Below is some material; transcribe all of it exactly.

• AVAILABLE DATA
______
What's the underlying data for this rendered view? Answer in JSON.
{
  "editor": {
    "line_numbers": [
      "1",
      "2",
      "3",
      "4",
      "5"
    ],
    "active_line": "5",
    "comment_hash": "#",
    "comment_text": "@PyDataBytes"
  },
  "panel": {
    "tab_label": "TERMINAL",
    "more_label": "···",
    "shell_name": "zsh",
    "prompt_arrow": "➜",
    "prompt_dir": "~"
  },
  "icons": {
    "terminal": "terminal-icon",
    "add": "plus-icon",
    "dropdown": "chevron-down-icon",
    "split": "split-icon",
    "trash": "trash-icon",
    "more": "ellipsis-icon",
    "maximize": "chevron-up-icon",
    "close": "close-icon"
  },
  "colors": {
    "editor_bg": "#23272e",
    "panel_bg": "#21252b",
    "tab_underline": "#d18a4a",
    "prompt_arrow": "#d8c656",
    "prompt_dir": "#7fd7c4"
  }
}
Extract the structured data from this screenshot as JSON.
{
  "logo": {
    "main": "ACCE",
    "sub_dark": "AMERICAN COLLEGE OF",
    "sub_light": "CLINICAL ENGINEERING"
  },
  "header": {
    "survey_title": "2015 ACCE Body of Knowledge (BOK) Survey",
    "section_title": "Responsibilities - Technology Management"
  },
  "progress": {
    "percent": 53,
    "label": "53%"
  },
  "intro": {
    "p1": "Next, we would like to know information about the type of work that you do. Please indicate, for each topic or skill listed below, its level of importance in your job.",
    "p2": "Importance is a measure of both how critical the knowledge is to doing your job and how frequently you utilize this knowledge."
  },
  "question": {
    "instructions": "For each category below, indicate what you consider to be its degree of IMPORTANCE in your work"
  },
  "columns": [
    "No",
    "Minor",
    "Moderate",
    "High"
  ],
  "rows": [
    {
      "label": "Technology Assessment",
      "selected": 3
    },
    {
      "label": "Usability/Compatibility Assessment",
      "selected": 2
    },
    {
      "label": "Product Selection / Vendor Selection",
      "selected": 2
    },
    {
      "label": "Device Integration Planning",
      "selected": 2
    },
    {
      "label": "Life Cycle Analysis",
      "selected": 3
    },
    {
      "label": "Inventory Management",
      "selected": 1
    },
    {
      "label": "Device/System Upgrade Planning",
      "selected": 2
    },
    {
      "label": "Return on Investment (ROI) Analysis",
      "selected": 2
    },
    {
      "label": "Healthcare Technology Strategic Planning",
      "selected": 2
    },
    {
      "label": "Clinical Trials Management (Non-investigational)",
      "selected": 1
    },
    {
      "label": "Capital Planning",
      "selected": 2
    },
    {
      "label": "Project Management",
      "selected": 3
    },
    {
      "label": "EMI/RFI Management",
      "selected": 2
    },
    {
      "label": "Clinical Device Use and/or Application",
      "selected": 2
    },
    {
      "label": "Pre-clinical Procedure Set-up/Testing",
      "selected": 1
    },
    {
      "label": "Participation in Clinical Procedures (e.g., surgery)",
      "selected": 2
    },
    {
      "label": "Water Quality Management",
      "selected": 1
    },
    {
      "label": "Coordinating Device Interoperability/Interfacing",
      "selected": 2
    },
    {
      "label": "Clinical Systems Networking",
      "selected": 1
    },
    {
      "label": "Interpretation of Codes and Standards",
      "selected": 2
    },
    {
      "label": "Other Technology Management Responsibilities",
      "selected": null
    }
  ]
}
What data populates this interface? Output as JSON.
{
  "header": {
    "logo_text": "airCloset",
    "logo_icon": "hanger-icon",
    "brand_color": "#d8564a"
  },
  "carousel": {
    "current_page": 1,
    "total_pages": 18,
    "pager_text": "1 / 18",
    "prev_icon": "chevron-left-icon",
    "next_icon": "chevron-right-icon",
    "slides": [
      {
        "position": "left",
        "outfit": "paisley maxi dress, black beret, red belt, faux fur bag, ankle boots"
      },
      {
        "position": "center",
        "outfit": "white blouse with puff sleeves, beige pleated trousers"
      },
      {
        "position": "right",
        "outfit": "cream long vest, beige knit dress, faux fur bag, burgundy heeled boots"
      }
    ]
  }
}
______
• ANSWER TO THIS TASK
What's the underlying data for this rendered view? Answer in JSON.
{
  "editor": {
    "line_numbers": [
      "1",
      "2",
      "3",
      "4",
      "5"
    ],
    "active_line": "5",
    "comment_hash": "#",
    "comment_text": "@PyDataBytes"
  },
  "panel": {
    "tab_label": "TERMINAL",
    "more_label": "···",
    "shell_name": "zsh",
    "prompt_arrow": "➜",
    "prompt_dir": "~"
  },
  "icons": {
    "terminal": "terminal-icon",
    "add": "plus-icon",
    "dropdown": "chevron-down-icon",
    "split": "split-icon",
    "trash": "trash-icon",
    "more": "ellipsis-icon",
    "maximize": "chevron-up-icon",
    "close": "close-icon"
  },
  "colors": {
    "editor_bg": "#23272e",
    "panel_bg": "#21252b",
    "tab_underline": "#d18a4a",
    "prompt_arrow": "#d8c656",
    "prompt_dir": "#7fd7c4"
  }
}
Extract the structured data from this screenshot as JSON.
{
  "logo": {
    "main": "ACCE",
    "sub_dark": "AMERICAN COLLEGE OF",
    "sub_light": "CLINICAL ENGINEERING"
  },
  "header": {
    "survey_title": "2015 ACCE Body of Knowledge (BOK) Survey",
    "section_title": "Responsibilities - Technology Management"
  },
  "progress": {
    "percent": 53,
    "label": "53%"
  },
  "intro": {
    "p1": "Next, we would like to know information about the type of work that you do. Please indicate, for each topic or skill listed below, its level of importance in your job.",
    "p2": "Importance is a measure of both how critical the knowledge is to doing your job and how frequently you utilize this knowledge."
  },
  "question": {
    "instructions": "For each category below, indicate what you consider to be its degree of IMPORTANCE in your work"
  },
  "columns": [
    "No",
    "Minor",
    "Moderate",
    "High"
  ],
  "rows": [
    {
      "label": "Technology Assessment",
      "selected": 3
    },
    {
      "label": "Usability/Compatibility Assessment",
      "selected": 2
    },
    {
      "label": "Product Selection / Vendor Selection",
      "selected": 2
    },
    {
      "label": "Device Integration Planning",
      "selected": 2
    },
    {
      "label": "Life Cycle Analysis",
      "selected": 3
    },
    {
      "label": "Inventory Management",
      "selected": 1
    },
    {
      "label": "Device/System Upgrade Planning",
      "selected": 2
    },
    {
      "label": "Return on Investment (ROI) Analysis",
      "selected": 2
    },
    {
      "label": "Healthcare Technology Strategic Planning",
      "selected": 2
    },
    {
      "label": "Clinical Trials Management (Non-investigational)",
      "selected": 1
    },
    {
      "label": "Capital Planning",
      "selected": 2
    },
    {
      "label": "Project Management",
      "selected": 3
    },
    {
      "label": "EMI/RFI Management",
      "selected": 2
    },
    {
      "label": "Clinical Device Use and/or Application",
      "selected": 2
    },
    {
      "label": "Pre-clinical Procedure Set-up/Testing",
      "selected": 1
    },
    {
      "label": "Participation in Clinical Procedures (e.g., surgery)",
      "selected": 2
    },
    {
      "label": "Water Quality Management",
      "selected": 1
    },
    {
      "label": "Coordinating Device Interoperability/Interfacing",
      "selected": 2
    },
    {
      "label": "Clinical Systems Networking",
      "selected": 1
    },
    {
      "label": "Interpretation of Codes and Standards",
      "selected": 2
    },
    {
      "label": "Other Technology Management Responsibilities",
      "selected": null
    }
  ]
}
What data populates this interface? Output as JSON.
{
  "header": {
    "logo_text": "airCloset",
    "logo_icon": "hanger-icon",
    "brand_color": "#d8564a"
  },
  "carousel": {
    "current_page": 1,
    "total_pages": 18,
    "pager_text": "1 / 18",
    "prev_icon": "chevron-left-icon",
    "next_icon": "chevron-right-icon",
    "slides": [
      {
        "position": "left",
        "outfit": "paisley maxi dress, black beret, red belt, faux fur bag, ankle boots"
      },
      {
        "position": "center",
        "outfit": "white blouse with puff sleeves, beige pleated trousers"
      },
      {
        "position": "right",
        "outfit": "cream long vest, beige knit dress, faux fur bag, burgundy heeled boots"
      }
    ]
  }
}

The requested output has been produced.